> _SUPPLIED ENTRIES_

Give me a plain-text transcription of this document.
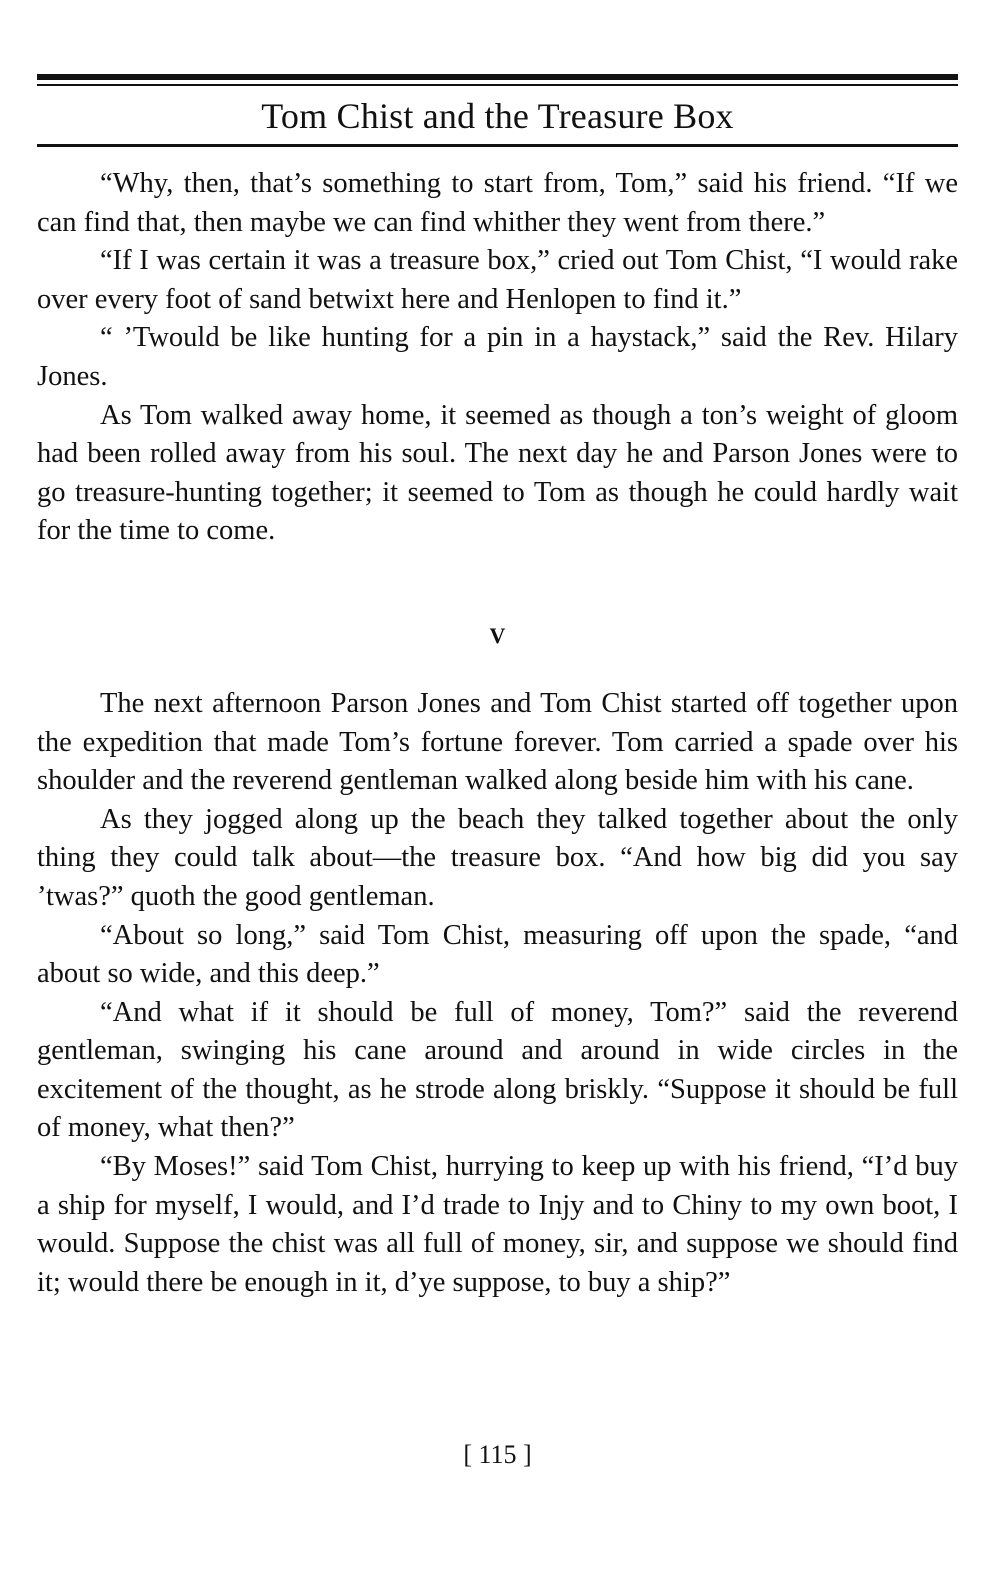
Tom Chist and the Treasure Box

“Why, then, that’s something to start from, Tom,” said his friend. “If we can find that, then maybe we can find whither they went from there.”

“If I was certain it was a treasure box,” cried out Tom Chist, “I would rake over every foot of sand betwixt here and Henlopen to find it.”

“ ’Twould be like hunting for a pin in a haystack,” said the Rev. Hilary Jones.

As Tom walked away home, it seemed as though a ton’s weight of gloom had been rolled away from his soul. The next day he and Parson Jones were to go treasure-hunting together; it seemed to Tom as though he could hardly wait for the time to come.

V

The next afternoon Parson Jones and Tom Chist started off together upon the expedition that made Tom’s fortune forever. Tom carried a spade over his shoulder and the reverend gentleman walked along beside him with his cane.

As they jogged along up the beach they talked together about the only thing they could talk about—the treasure box. “And how big did you say ’twas?” quoth the good gentleman.

“About so long,” said Tom Chist, measuring off upon the spade, “and about so wide, and this deep.”

“And what if it should be full of money, Tom?” said the reverend gentleman, swinging his cane around and around in wide circles in the excitement of the thought, as he strode along briskly. “Suppose it should be full of money, what then?”

“By Moses!” said Tom Chist, hurrying to keep up with his friend, “I’d buy a ship for myself, I would, and I’d trade to Injy and to Chiny to my own boot, I would. Suppose the chist was all full of money, sir, and suppose we should find it; would there be enough in it, d’ye suppose, to buy a ship?”

[ 115 ]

> _EXERCISE BRIEF_
Select and copy every line of the listing with the word "said".

> _THE COMPLETED TASK_
“Why, then, that’s something to start from, Tom,” said his friend. “If we can find that, then maybe we can find whither they went from there.”
“ ’Twould be like hunting for a pin in a haystack,” said the Rev. Hilary Jones.
“About so long,” said Tom Chist, measuring off upon the spade, “and about so wide, and this deep.”
“And what if it should be full of money, Tom?” said the reverend gentleman, swinging his cane around and around in wide circles in the excitement of the thought, as he strode along briskly. “Suppose it should be full of money, what then?”
“By Moses!” said Tom Chist, hurrying to keep up with his friend, “I’d buy a ship for myself, I would, and I’d trade to Injy and to Chiny to my own boot, I would. Suppose the chist was all full of money, sir, and suppose we should find it; would there be enough in it, d’ye suppose, to buy a ship?”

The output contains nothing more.